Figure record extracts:
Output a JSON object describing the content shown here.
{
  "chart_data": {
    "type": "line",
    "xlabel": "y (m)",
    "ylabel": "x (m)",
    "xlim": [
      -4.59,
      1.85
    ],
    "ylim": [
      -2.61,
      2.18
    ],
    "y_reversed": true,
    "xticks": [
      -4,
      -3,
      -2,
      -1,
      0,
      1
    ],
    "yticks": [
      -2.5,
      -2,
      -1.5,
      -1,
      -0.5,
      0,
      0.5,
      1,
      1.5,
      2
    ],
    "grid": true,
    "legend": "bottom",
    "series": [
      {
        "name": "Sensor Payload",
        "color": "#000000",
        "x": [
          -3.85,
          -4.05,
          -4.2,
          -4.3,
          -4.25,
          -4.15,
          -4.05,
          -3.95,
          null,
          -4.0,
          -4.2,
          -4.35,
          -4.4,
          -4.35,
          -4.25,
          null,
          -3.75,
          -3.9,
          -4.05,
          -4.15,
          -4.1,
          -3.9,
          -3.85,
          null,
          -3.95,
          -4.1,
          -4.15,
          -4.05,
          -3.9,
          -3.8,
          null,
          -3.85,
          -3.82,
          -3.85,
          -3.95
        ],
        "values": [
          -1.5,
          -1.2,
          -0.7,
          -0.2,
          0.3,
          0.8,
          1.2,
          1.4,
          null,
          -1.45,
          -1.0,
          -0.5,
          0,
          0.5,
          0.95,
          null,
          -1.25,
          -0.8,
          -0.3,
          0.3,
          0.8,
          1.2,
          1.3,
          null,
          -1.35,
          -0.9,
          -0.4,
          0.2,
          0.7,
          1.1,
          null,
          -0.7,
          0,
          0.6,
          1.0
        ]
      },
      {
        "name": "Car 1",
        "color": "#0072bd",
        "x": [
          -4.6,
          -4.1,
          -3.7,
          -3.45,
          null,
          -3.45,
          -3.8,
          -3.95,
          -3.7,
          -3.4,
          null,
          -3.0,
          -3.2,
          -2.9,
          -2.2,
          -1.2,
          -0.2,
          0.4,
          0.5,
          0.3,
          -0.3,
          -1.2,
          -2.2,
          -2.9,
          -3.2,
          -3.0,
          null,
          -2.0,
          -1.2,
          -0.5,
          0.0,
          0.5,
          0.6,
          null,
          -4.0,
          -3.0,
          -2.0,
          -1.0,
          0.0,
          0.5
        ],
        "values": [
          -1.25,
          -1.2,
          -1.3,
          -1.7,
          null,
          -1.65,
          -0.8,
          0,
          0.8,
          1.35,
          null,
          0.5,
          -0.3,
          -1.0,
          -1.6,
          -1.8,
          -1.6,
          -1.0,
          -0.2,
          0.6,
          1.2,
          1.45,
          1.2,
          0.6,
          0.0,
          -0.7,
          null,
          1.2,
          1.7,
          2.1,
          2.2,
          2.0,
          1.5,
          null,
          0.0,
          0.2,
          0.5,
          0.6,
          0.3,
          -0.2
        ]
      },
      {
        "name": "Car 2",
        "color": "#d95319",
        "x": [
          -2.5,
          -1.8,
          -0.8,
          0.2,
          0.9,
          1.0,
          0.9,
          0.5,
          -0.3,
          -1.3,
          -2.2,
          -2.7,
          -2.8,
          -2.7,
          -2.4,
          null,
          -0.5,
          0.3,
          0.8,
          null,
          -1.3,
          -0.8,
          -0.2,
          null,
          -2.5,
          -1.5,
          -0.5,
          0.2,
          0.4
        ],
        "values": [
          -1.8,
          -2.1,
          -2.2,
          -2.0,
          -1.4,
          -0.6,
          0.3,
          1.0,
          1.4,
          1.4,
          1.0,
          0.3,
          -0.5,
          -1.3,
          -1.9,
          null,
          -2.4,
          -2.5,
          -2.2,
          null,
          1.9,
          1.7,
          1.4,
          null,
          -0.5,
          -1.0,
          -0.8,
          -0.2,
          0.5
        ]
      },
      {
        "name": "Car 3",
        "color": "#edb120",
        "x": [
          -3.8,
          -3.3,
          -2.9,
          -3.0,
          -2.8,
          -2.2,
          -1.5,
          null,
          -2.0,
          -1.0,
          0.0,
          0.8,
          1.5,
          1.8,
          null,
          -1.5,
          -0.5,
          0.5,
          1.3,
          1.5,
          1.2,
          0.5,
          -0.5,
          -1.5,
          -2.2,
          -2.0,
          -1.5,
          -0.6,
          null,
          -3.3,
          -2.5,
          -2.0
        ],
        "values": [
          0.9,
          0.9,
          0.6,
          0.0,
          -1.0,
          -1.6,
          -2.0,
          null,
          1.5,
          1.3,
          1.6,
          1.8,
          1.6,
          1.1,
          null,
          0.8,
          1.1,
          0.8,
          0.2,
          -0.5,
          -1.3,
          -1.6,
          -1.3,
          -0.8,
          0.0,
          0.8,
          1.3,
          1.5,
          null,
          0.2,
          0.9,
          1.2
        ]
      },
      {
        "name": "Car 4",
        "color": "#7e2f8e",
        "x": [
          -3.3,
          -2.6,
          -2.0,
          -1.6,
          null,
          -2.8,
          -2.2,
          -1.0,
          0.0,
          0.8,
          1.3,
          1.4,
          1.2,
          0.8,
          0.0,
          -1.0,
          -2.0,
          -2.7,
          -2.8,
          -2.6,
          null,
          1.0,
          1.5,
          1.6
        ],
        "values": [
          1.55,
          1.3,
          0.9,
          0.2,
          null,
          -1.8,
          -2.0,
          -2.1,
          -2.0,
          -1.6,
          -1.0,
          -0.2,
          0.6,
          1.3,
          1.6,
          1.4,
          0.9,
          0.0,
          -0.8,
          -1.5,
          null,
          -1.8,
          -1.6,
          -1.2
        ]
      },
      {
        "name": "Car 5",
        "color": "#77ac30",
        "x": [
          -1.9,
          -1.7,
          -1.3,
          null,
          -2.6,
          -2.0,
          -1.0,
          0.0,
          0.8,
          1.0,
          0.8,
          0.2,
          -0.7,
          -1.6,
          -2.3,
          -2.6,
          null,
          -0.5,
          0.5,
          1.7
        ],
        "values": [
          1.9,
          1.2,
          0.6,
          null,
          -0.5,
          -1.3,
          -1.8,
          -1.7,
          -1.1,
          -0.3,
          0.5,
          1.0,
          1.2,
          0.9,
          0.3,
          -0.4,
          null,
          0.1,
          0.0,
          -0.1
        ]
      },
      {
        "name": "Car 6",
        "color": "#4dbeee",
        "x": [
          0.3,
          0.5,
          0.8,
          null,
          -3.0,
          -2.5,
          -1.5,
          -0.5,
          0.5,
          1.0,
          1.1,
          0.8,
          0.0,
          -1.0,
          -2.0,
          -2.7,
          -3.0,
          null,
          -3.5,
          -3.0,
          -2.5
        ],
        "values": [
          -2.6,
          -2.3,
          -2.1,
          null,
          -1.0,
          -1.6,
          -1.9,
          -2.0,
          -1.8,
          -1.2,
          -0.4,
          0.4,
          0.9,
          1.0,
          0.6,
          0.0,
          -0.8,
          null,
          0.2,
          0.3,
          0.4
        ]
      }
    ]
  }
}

## The problem
Return each line with "name".

## Complete output
        "name": "Sensor Payload",
        "name": "Car 1",
        "name": "Car 2",
        "name": "Car 3",
        "name": "Car 4",
        "name": "Car 5",
        "name": "Car 6",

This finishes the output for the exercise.